◆ Dataset records ◆

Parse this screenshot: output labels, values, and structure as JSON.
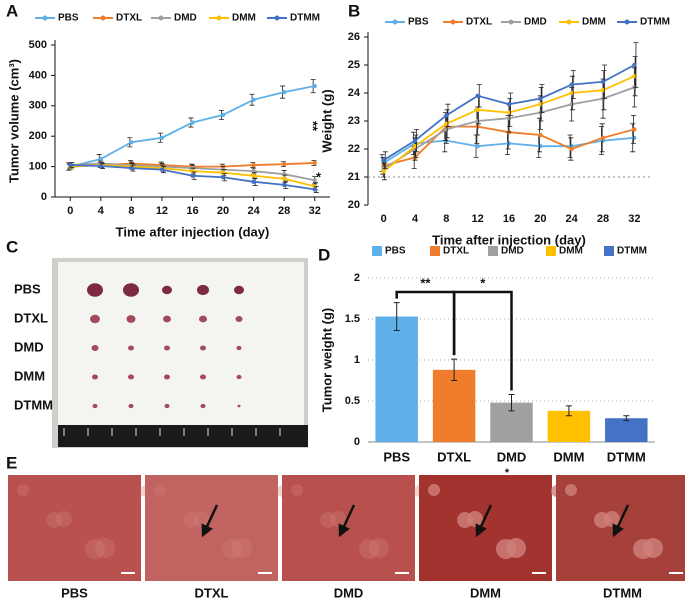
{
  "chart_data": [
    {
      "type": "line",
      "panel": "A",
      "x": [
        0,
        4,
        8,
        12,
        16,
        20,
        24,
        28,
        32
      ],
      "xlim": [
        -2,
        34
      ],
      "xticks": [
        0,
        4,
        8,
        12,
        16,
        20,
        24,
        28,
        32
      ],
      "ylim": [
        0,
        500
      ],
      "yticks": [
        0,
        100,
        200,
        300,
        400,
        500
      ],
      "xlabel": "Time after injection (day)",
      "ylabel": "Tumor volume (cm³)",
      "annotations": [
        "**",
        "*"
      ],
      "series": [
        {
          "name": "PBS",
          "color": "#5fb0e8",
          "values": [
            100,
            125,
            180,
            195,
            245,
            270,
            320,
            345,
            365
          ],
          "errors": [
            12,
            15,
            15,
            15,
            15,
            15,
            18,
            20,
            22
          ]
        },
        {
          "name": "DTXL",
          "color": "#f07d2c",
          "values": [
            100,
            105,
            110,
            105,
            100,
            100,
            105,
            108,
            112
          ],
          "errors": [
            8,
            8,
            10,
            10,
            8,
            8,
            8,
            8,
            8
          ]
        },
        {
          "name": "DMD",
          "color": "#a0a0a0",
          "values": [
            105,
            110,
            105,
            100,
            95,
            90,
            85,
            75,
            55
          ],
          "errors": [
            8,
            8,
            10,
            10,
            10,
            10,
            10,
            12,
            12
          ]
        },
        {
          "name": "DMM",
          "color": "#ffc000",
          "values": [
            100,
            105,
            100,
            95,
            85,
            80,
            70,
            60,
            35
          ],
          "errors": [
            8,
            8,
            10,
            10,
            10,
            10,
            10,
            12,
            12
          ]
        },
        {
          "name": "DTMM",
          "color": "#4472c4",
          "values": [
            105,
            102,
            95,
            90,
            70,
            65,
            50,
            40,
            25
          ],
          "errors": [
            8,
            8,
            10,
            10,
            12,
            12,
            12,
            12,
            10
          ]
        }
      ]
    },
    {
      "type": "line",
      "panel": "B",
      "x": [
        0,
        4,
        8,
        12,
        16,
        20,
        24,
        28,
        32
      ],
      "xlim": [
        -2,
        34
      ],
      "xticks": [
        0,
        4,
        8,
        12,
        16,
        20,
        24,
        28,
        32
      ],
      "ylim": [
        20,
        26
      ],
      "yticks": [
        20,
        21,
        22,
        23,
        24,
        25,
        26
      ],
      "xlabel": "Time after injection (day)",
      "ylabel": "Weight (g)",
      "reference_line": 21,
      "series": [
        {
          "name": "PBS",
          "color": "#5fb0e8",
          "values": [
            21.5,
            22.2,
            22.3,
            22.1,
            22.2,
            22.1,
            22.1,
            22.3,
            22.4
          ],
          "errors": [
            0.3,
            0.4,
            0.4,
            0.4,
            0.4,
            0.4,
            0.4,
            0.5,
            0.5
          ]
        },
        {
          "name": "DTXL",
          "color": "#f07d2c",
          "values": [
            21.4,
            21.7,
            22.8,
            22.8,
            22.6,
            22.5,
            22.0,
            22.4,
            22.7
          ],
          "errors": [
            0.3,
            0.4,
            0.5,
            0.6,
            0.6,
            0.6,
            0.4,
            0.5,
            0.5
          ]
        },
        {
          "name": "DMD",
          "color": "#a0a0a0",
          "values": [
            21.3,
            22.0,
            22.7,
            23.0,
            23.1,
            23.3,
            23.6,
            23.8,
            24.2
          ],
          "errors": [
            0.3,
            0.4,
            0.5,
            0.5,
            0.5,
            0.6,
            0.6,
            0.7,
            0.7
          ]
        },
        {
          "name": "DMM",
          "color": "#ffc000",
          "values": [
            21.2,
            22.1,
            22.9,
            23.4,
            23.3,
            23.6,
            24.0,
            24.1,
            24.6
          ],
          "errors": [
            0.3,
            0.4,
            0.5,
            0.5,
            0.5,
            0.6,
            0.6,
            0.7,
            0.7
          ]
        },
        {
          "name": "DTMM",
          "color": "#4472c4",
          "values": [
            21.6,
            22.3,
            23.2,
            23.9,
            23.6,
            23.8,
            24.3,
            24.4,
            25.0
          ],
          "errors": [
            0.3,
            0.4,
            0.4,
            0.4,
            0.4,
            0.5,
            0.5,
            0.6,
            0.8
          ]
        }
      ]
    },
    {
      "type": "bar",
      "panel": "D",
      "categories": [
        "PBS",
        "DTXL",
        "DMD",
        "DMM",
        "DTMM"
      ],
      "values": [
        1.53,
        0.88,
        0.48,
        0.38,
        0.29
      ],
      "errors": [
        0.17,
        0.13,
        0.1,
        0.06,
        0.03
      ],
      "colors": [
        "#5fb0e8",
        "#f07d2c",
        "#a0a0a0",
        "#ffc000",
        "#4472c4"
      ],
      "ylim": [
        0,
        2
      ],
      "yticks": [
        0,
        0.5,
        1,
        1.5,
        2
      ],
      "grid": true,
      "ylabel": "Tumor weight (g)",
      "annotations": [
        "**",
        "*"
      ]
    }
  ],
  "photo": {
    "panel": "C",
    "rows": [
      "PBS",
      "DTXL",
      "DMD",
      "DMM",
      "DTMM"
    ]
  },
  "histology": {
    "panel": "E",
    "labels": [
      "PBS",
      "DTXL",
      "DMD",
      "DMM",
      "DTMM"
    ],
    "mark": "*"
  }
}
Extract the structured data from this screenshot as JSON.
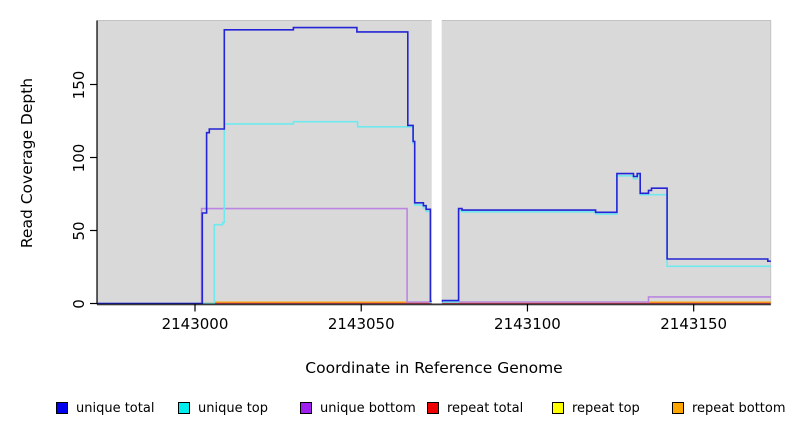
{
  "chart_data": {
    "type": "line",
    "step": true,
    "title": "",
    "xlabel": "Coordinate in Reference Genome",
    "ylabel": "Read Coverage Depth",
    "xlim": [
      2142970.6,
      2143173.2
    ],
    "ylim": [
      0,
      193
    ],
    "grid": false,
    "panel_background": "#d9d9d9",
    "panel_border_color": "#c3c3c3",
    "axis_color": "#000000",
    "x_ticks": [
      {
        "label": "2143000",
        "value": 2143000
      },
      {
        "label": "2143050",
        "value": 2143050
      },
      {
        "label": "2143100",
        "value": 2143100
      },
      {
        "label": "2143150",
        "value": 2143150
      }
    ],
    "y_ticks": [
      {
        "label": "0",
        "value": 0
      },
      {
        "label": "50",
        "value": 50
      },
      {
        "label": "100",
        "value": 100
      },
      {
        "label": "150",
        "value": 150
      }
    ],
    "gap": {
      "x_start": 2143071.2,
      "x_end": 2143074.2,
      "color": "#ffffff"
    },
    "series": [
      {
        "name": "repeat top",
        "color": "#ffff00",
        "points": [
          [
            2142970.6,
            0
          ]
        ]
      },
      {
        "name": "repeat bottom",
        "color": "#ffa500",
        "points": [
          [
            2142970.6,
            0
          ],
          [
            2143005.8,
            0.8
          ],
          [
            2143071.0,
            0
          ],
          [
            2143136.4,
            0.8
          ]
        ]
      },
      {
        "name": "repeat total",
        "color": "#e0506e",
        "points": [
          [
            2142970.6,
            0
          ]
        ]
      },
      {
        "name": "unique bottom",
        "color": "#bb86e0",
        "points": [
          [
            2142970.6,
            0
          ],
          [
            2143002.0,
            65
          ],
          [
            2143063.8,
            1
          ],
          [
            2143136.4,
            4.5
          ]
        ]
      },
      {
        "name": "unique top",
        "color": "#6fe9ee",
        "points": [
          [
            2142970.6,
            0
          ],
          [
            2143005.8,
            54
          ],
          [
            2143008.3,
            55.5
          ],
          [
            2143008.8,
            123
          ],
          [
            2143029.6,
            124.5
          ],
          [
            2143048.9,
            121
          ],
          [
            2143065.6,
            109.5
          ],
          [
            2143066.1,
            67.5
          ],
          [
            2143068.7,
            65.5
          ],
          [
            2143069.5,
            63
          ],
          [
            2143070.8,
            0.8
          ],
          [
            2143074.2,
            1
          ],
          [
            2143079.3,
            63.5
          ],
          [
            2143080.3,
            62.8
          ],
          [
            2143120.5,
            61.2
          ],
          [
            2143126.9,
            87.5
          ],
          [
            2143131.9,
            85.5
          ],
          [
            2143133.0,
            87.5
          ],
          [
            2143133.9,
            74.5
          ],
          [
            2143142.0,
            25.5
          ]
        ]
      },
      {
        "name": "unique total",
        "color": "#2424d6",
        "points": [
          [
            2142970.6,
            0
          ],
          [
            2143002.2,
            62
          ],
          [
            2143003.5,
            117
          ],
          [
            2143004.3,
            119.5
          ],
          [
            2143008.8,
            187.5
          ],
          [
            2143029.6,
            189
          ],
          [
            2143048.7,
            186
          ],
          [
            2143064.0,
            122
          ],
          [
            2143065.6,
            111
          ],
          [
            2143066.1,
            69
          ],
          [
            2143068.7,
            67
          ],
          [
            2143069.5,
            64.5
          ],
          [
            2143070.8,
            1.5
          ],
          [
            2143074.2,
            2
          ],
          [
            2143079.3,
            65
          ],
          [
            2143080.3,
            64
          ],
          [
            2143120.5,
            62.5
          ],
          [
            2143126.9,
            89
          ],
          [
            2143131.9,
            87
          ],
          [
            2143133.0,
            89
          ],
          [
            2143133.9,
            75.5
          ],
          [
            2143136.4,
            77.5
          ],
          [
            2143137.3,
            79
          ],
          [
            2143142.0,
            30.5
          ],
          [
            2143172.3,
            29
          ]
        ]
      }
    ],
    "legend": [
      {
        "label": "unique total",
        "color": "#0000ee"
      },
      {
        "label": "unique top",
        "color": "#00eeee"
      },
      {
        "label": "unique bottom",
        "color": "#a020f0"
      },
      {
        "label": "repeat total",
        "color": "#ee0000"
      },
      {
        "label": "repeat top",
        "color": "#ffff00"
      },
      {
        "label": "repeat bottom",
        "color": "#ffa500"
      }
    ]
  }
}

◆ Aim of the exercise ◆
Pull every line with the string "labels" from the data above.

◆ Result ◆
Parse this screenshot: output labels, values, and structure as JSON.
    "labels": [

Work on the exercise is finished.